### SUPPLIED ENTRIES
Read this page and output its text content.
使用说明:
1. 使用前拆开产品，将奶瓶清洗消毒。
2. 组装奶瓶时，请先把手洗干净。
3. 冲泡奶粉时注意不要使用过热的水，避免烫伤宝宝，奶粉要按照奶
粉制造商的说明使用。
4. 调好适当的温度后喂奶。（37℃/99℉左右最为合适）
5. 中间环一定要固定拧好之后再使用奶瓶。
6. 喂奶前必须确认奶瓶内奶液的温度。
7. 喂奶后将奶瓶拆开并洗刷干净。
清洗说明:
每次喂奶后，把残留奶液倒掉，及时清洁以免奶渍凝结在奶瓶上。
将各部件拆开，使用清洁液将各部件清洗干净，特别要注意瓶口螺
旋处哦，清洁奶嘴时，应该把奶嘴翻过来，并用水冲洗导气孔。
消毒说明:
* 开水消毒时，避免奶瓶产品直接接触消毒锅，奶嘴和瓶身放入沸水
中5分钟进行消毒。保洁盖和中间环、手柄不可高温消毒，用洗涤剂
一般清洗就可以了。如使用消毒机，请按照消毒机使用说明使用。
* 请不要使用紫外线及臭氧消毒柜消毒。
######
### SUPPLIED ENTRIES
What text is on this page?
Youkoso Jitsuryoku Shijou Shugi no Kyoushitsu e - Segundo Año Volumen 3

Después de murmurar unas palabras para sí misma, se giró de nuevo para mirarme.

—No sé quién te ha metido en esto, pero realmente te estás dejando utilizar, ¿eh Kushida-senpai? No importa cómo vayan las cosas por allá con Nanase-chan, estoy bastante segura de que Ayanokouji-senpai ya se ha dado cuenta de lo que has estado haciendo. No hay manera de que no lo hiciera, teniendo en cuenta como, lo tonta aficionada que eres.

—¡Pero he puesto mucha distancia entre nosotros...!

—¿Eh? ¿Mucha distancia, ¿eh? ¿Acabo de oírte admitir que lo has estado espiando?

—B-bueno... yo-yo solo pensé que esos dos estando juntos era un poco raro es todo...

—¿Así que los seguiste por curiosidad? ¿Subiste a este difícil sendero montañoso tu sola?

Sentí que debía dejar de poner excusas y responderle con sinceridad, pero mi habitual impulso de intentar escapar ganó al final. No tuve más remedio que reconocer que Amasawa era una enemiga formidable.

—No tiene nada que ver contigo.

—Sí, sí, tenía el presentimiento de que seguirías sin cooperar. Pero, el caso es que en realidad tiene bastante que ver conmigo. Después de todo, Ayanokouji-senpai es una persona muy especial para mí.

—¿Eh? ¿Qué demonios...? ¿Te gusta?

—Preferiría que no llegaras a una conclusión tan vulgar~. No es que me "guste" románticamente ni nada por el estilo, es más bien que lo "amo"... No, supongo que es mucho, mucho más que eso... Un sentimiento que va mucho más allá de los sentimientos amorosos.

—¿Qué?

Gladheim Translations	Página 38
######
In the entries above, count every line containing the word "text". Write only the total.

TASK SOLUTION: 2